TASK DESCRIPTION - Find the word "Висновки" in the material below and gather every line that contains it.

DATASET RECORDS -

--

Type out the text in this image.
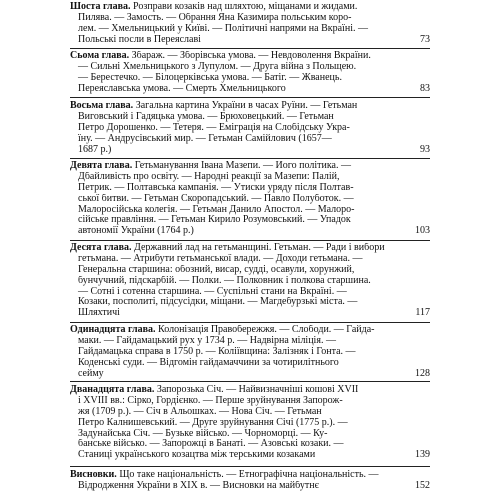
Шоста глава. Розправи козаків над шляхтою, міщанами и жидами.
Пилява. — Замость. — Обрання Яна Казимира польським коро-
лем. — Хмельницький у Київі. — Політичні напрями на Вкраїні. —
Польські посли в Переяславі	73
Сьома глава. Збараж. — Зборівська умова. — Невдоволення Вкраїни.
— Сильні Хмельницького з Лупулом. — Друга війна з Польщею.
— Берестечко. — Білоцерківська умова. — Батіг. — Жванець.
Переяславська умова. — Смерть Хмельницького	83
Восьма глава. Загальна картина України в часах Руїни. — Гетьман
Виговський і Гадяцька умова. — Брюховецький. — Гетьман
Петро Дорошенко. — Тетеря. — Еміграція на Слобідську Укра-
їну. — Андрусівський мир. — Гетьман Самійлович (1657—
1687 р.)	93
Девята глава. Гетьманування Івана Мазепи. — Його політика. —
Дбайливість про освіту. — Народні реакції за Мазепи: Палій,
Петрик. — Полтавська кампанія. — Утиски уряду після Полтав-
ської битви. — Гетьман Скоропадський. — Павло Полуботок. —
Малоросійська колегія. — Гетьман Данило Апостол. — Малоро-
сійське правління. — Гетьман Кирило Розумовський. — Упадок
автономії України (1764 р.)	103
Десята глава. Державний лад на гетьманщині. Гетьман. — Ради і вибори
гетьмана. — Атрибути гетьманської влади. — Доходи гетьмана. —
Генеральна старшина: обозний, висар, судді, осавули, хорунжий,
бунчучний, підскарбій. — Полки. — Полковник і полкова старшина.
— Сотні і сотенна старшина. — Суспільні стани на Вкраїні. —
Козаки, посполиті, підсусідки, міщани. — Магдебурзькі міста. —
Шляхтичі	117
Одинадцята глава. Колонізація Правобережжя. — Слободи. — Гайда-
маки. — Гайдамацький рух у 1734 р. — Надвірна міліція. —
Гайдамацька справа в 1750 р. — Коліївщина: Залізняк і Гонта. —
Коденські суди. — Відгомін гайдамаччини за чотирилітнього
сейму	128
Дванадцята глава. Запорозька Січ. — Найвизначніші кошові XVII
і XVIII вв.: Сірко, Гордієнко. — Перше зруйнування Запорож-
жя (1709 р.). — Січ в Альошках. — Нова Січ. — Гетьман
Петро Калнишевський. — Друге зруйнування Січі (1775 р.). —
Задунайська Січ. — Бузьке військо. — Чорноморці. — Ку-
банське військо. — Запорожці в Банаті. — Азовські козаки. —
Станиці українського козацтва між терськими козаками	139
Висновки. Що таке національність. — Етнографічна національність. —
Відродження України в XIX в. — Висновки на майбутнє	152
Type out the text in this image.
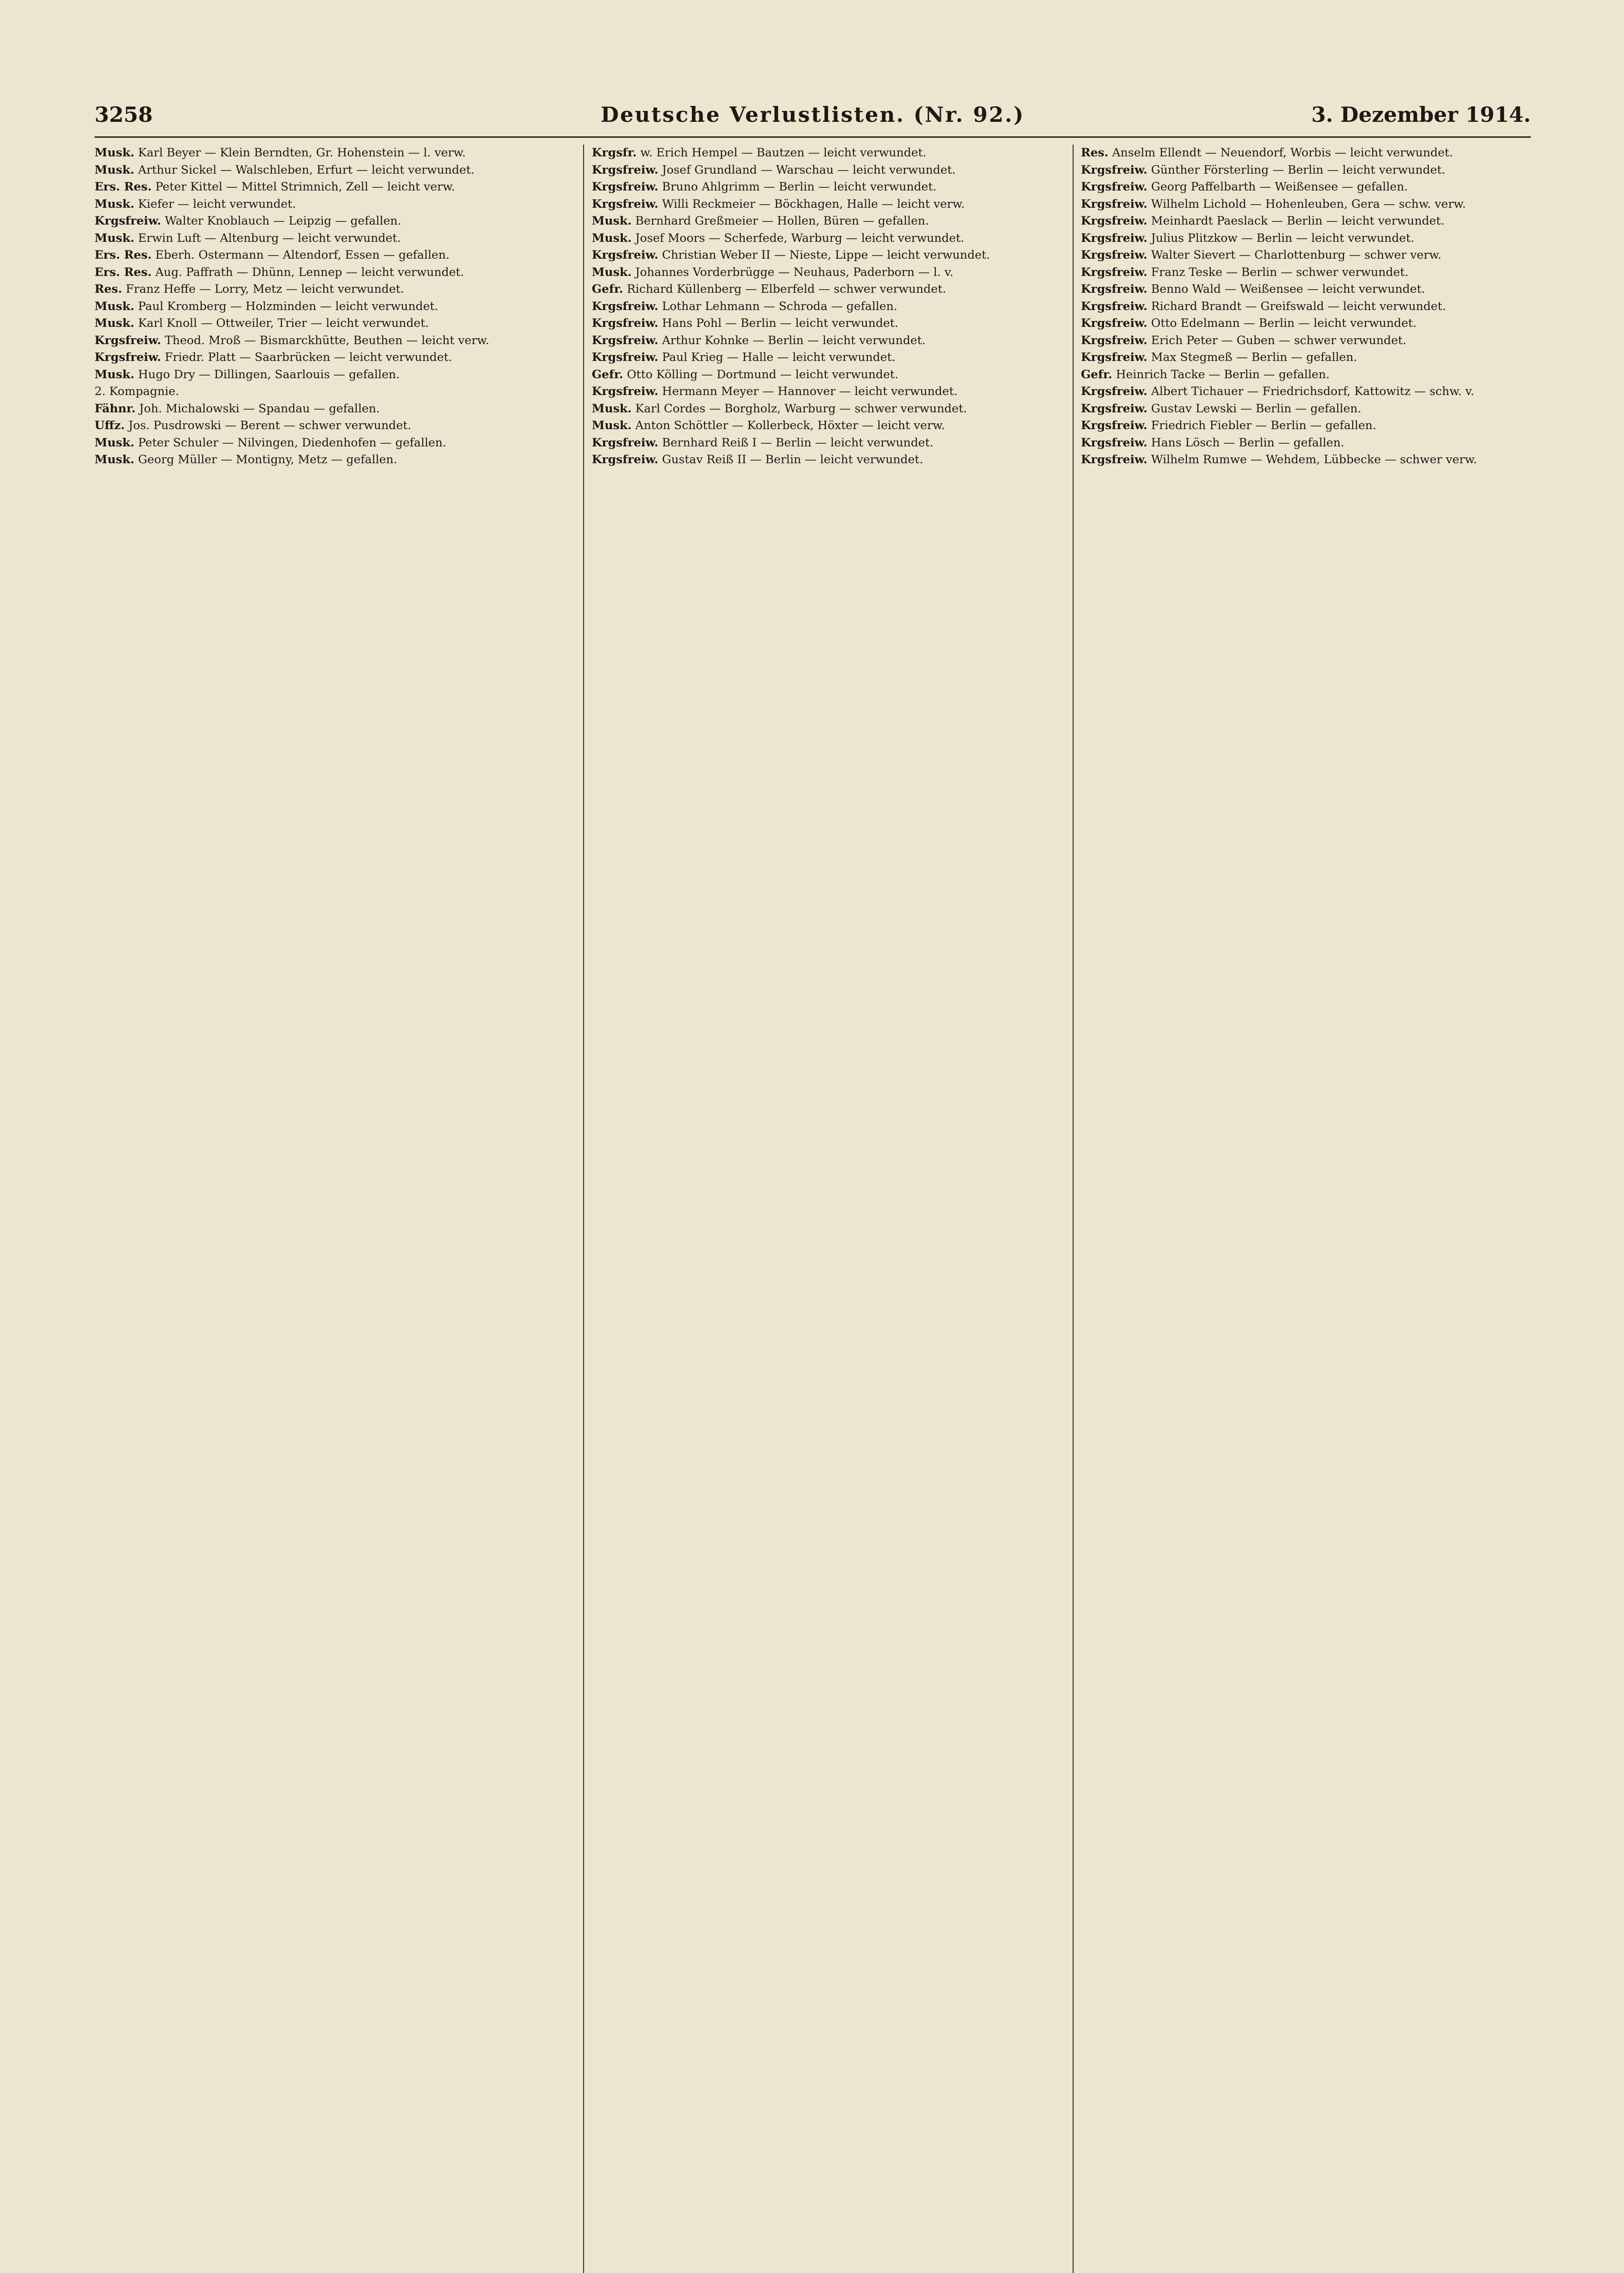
3258	Deutsche Verlustlisten. (Nr. 92.)	3. Dezember 1914.
Musk. Karl Beyer — Klein Berndten, Gr. Hohenstein — l. verw.
Musk. Arthur Sickel — Walschleben, Erfurt — leicht verwundet.
Ers. Res. Peter Kittel — Mittel Strimnich, Zell — leicht verw.
Musk. Kiefer — leicht verwundet.
Krgsfreiw. Walter Knoblauch — Leipzig — gefallen.
Musk. Erwin Luft — Altenburg — leicht verwundet.
Ers. Res. Eberh. Ostermann — Altendorf, Essen — gefallen.
Ers. Res. Aug. Paffrath — Dhünn, Lennep — leicht verwundet.
Res. Franz Heffe — Lorry, Metz — leicht verwundet.
Musk. Paul Kromberg — Holzminden — leicht verwundet.
Musk. Karl Knoll — Ottweiler, Trier — leicht verwundet.
Krgsfreiw. Theod. Mroß — Bismarckhütte, Beuthen — leicht verw.
Krgsfreiw. Friedr. Platt — Saarbrücken — leicht verwundet.
Musk. Hugo Dry — Dillingen, Saarlouis — gefallen.
2. Kompagnie.
Fähnr. Joh. Michalowski — Spandau — gefallen.
Uffz. Jos. Pusdrowski — Berent — schwer verwundet.
Musk. Peter Schuler — Nilvingen, Diedenhofen — gefallen.
Musk. Georg Müller — Montigny, Metz — gefallen.
Krgsfr. w. Erich Hempel — Bautzen — leicht verwundet.
Krgsfreiw. Josef Grundland — Warschau — leicht verwundet.
Krgsfreiw. Bruno Ahlgrimm — Berlin — leicht verwundet.
Krgsfreiw. Willi Reckmeier — Böckhagen, Halle — leicht verw.
Musk. Bernhard Greßmeier — Hollen, Büren — gefallen.
Musk. Josef Moors — Scherfede, Warburg — leicht verwundet.
Krgsfreiw. Christian Weber II — Nieste, Lippe — leicht verwundet.
Musk. Johannes Vorderbrügge — Neuhaus, Paderborn — l. v.
Gefr. Richard Küllenberg — Elberfeld — schwer verwundet.
Krgsfreiw. Lothar Lehmann — Schroda — gefallen.
Krgsfreiw. Hans Pohl — Berlin — leicht verwundet.
Krgsfreiw. Arthur Kohnke — Berlin — leicht verwundet.
Krgsfreiw. Paul Krieg — Halle — leicht verwundet.
Gefr. Otto Kölling — Dortmund — leicht verwundet.
Krgsfreiw. Hermann Meyer — Hannover — leicht verwundet.
Musk. Karl Cordes — Borgholz, Warburg — schwer verwundet.
Musk. Anton Schöttler — Kollerbeck, Höxter — leicht verw.
Krgsfreiw. Bernhard Reiß I — Berlin — leicht verwundet.
Krgsfreiw. Gustav Reiß II — Berlin — leicht verwundet.
Res. Anselm Ellendt — Neuendorf, Worbis — leicht verwundet.
Krgsfreiw. Günther Försterling — Berlin — leicht verwundet.
Krgsfreiw. Georg Paffelbarth — Weißensee — gefallen.
Krgsfreiw. Wilhelm Lichold — Hohenleuben, Gera — schw. verw.
Krgsfreiw. Meinhardt Paeslack — Berlin — leicht verwundet.
Krgsfreiw. Julius Plitzkow — Berlin — leicht verwundet.
Krgsfreiw. Walter Sievert — Charlottenburg — schwer verw.
Krgsfreiw. Franz Teske — Berlin — schwer verwundet.
Krgsfreiw. Benno Wald — Weißensee — leicht verwundet.
Krgsfreiw. Richard Brandt — Greifswald — leicht verwundet.
Krgsfreiw. Otto Edelmann — Berlin — leicht verwundet.
Krgsfreiw. Erich Peter — Guben — schwer verwundet.
Krgsfreiw. Max Stegmeß — Berlin — gefallen.
Gefr. Heinrich Tacke — Berlin — gefallen.
Krgsfreiw. Albert Tichauer — Friedrichsdorf, Kattowitz — schw. v.
Krgsfreiw. Gustav Lewski — Berlin — gefallen.
Krgsfreiw. Friedrich Fiebler — Berlin — gefallen.
Krgsfreiw. Hans Lösch — Berlin — gefallen.
Krgsfreiw. Wilhelm Rumwe — Wehdem, Lübbecke — schwer verw.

--

EXERCISE OUTPUT -
Висновки. Що таке національність. — Етнографічна національність. —
Відродження України в XIX в. — Висновки на майбутнє	152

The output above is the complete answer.